++++ Data to use ++++
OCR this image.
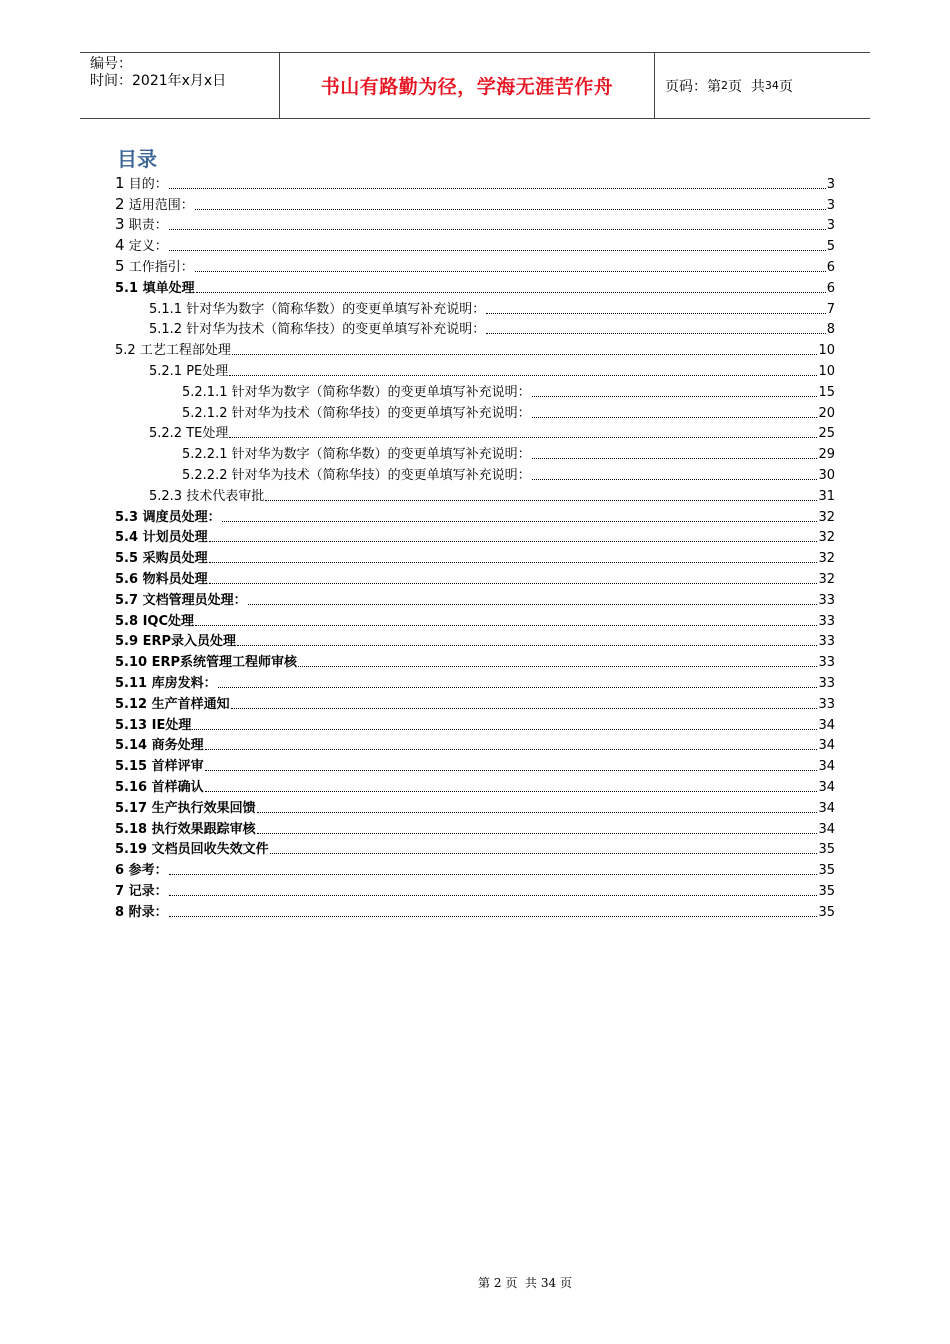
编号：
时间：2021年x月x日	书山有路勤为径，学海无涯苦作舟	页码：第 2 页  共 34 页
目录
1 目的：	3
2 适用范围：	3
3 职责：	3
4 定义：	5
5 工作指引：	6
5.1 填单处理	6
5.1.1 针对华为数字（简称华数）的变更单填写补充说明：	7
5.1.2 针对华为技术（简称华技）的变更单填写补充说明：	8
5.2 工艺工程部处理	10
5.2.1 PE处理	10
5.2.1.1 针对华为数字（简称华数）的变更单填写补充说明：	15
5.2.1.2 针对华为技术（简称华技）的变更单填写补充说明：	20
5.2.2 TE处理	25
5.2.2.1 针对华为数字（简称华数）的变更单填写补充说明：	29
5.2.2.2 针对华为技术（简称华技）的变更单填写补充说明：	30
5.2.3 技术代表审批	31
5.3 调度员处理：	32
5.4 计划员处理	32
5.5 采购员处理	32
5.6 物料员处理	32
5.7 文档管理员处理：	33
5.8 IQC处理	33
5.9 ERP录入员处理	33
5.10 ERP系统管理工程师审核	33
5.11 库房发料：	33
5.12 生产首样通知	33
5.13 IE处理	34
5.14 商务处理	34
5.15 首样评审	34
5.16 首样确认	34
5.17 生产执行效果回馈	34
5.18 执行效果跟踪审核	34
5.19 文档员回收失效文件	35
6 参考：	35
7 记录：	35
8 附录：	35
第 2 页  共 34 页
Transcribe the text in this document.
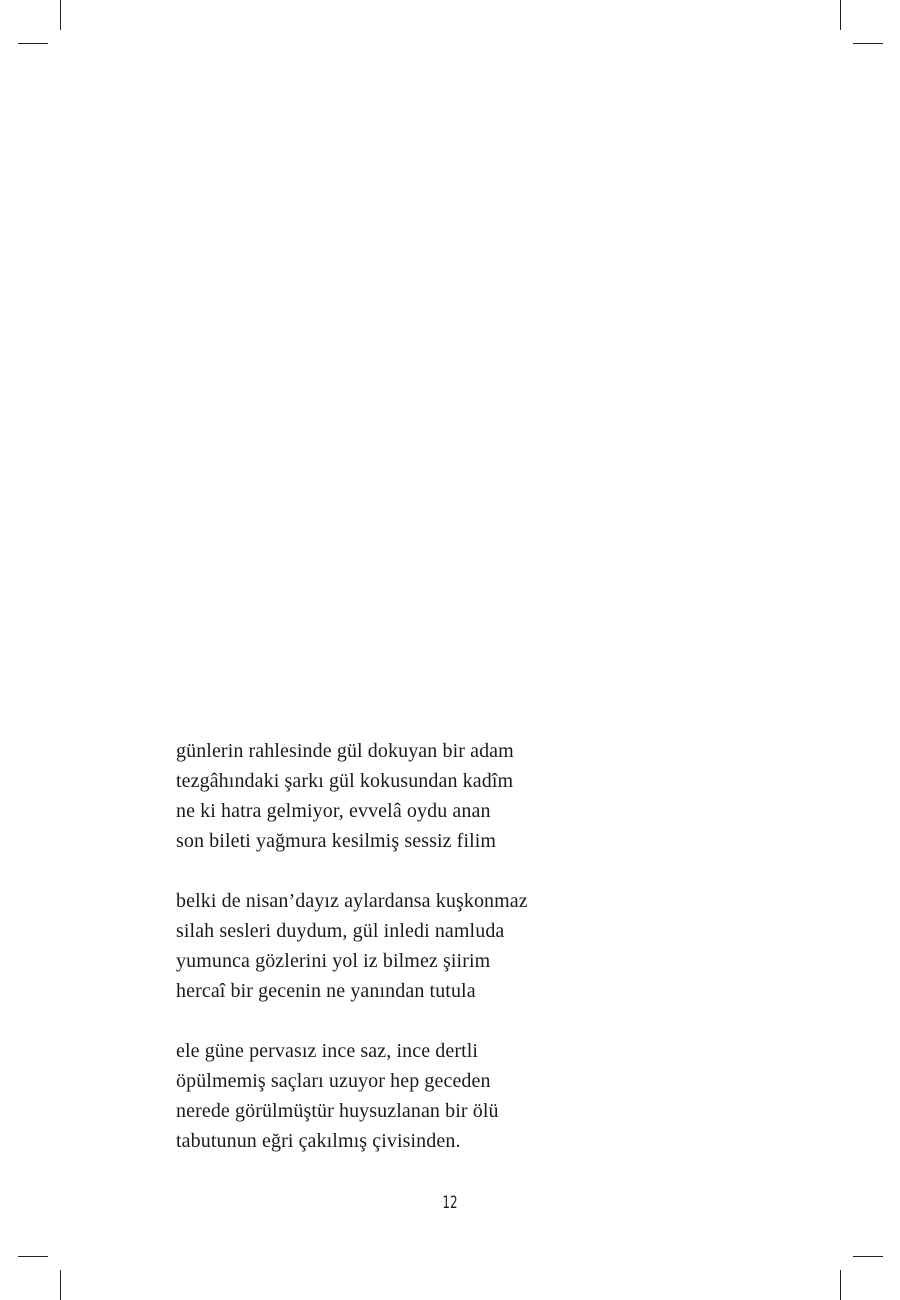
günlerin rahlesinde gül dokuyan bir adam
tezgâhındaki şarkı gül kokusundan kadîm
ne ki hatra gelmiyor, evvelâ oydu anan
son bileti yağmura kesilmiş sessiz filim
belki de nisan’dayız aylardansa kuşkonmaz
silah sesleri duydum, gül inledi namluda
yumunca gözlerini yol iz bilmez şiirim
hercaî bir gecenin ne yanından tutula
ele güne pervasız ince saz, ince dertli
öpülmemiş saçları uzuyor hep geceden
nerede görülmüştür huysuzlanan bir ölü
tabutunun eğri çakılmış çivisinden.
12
++++
**Set task**
Without the pictures, return the entries exactly as they appear.

**Result for this task**
OCR this image.
编号：
时间：2021年x月x日	书山有路勤为径，学海无涯苦作舟	页码：第 2 页  共 34 页
目录
1 目的：	3
2 适用范围：	3
3 职责：	3
4 定义：	5
5 工作指引：	6
5.1 填单处理	6
5.1.1 针对华为数字（简称华数）的变更单填写补充说明：	7
5.1.2 针对华为技术（简称华技）的变更单填写补充说明：	8
5.2 工艺工程部处理	10
5.2.1 PE处理	10
5.2.1.1 针对华为数字（简称华数）的变更单填写补充说明：	15
5.2.1.2 针对华为技术（简称华技）的变更单填写补充说明：	20
5.2.2 TE处理	25
5.2.2.1 针对华为数字（简称华数）的变更单填写补充说明：	29
5.2.2.2 针对华为技术（简称华技）的变更单填写补充说明：	30
5.2.3 技术代表审批	31
5.3 调度员处理：	32
5.4 计划员处理	32
5.5 采购员处理	32
5.6 物料员处理	32
5.7 文档管理员处理：	33
5.8 IQC处理	33
5.9 ERP录入员处理	33
5.10 ERP系统管理工程师审核	33
5.11 库房发料：	33
5.12 生产首样通知	33
5.13 IE处理	34
5.14 商务处理	34
5.15 首样评审	34
5.16 首样确认	34
5.17 生产执行效果回馈	34
5.18 执行效果跟踪审核	34
5.19 文档员回收失效文件	35
6 参考：	35
7 记录：	35
8 附录：	35
第 2 页  共 34 页
Transcribe the text in this document.
günlerin rahlesinde gül dokuyan bir adam
tezgâhındaki şarkı gül kokusundan kadîm
ne ki hatra gelmiyor, evvelâ oydu anan
son bileti yağmura kesilmiş sessiz filim
belki de nisan’dayız aylardansa kuşkonmaz
silah sesleri duydum, gül inledi namluda
yumunca gözlerini yol iz bilmez şiirim
hercaî bir gecenin ne yanından tutula
ele güne pervasız ince saz, ince dertli
öpülmemiş saçları uzuyor hep geceden
nerede görülmüştür huysuzlanan bir ölü
tabutunun eğri çakılmış çivisinden.
12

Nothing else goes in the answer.